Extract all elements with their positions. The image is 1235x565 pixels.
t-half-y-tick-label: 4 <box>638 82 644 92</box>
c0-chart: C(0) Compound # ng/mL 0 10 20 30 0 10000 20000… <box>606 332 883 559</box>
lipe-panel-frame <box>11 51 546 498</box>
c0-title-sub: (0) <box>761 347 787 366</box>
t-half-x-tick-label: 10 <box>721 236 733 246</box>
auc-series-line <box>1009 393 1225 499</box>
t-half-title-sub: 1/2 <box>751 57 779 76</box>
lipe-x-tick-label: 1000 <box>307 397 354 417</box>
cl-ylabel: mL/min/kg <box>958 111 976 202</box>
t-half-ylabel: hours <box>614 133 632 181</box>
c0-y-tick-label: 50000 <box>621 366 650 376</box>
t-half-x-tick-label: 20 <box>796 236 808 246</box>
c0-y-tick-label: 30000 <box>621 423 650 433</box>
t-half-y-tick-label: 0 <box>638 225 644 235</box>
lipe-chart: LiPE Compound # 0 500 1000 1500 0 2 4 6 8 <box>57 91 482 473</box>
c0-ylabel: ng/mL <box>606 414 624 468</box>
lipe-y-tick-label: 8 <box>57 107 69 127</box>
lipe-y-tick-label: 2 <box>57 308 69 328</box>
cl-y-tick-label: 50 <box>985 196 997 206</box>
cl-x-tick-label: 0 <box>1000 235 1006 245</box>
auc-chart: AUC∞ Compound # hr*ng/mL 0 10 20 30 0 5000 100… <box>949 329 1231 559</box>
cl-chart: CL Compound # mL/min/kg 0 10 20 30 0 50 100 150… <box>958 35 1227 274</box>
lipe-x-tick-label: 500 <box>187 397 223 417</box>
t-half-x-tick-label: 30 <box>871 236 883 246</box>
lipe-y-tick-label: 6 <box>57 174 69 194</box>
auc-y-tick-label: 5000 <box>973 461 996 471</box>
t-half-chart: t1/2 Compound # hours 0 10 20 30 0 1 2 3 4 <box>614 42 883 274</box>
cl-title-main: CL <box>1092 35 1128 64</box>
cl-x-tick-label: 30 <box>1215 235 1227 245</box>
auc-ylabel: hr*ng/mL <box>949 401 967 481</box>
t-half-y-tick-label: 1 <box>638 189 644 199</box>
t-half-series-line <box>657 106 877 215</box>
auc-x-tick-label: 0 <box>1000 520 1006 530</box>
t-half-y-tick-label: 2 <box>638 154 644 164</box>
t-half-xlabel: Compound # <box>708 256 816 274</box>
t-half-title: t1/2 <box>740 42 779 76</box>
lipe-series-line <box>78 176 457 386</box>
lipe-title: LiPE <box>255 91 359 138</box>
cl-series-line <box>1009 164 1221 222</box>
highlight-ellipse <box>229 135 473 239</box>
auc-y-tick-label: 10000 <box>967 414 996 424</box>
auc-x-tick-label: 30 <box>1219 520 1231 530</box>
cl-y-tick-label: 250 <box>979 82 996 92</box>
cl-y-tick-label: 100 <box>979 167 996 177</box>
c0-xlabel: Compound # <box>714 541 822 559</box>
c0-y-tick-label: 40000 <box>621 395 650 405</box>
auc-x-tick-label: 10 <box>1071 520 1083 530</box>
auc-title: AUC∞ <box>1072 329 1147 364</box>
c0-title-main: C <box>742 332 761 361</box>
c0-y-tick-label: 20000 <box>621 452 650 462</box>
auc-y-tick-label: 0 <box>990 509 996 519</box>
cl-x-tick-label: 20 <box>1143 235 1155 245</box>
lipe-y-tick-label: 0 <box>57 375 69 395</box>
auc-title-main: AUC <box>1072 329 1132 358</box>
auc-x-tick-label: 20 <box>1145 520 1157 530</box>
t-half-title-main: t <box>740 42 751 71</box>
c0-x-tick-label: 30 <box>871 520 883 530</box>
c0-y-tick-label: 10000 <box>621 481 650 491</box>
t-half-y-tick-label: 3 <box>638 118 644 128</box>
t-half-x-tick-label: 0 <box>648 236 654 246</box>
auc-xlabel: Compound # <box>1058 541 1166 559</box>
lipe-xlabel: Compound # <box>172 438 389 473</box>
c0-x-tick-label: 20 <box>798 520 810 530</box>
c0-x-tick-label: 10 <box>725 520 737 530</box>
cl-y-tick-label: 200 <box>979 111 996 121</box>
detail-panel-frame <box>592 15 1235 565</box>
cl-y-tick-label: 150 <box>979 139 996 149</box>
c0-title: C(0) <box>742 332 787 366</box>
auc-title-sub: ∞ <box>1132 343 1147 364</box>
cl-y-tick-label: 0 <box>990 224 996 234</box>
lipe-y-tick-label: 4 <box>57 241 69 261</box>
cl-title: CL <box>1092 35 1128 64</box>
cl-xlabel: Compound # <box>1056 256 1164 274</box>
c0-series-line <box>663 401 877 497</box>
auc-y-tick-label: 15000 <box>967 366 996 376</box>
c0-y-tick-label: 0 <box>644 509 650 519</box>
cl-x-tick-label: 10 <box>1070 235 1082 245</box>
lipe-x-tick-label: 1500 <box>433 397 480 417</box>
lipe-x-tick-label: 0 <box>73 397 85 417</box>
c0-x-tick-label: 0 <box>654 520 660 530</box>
------------------------
> [Exercise directions]:
Print the records above from their very start down to the line containing "t-half-x-tick-label: 20 <box>796", including that line, and reproduce every line unchanged.

> [Written response]:
Extract all elements with their positions. The image is 1235x565 pixels.
t-half-y-tick-label: 4 <box>638 82 644 92</box>
c0-chart: C(0) Compound # ng/mL 0 10 20 30 0 10000 20000… <box>606 332 883 559</box>
lipe-panel-frame <box>11 51 546 498</box>
c0-title-sub: (0) <box>761 347 787 366</box>
t-half-x-tick-label: 10 <box>721 236 733 246</box>
auc-series-line <box>1009 393 1225 499</box>
t-half-title-sub: 1/2 <box>751 57 779 76</box>
lipe-x-tick-label: 1000 <box>307 397 354 417</box>
cl-ylabel: mL/min/kg <box>958 111 976 202</box>
t-half-ylabel: hours <box>614 133 632 181</box>
c0-y-tick-label: 50000 <box>621 366 650 376</box>
t-half-x-tick-label: 20 <box>796 236 808 246</box>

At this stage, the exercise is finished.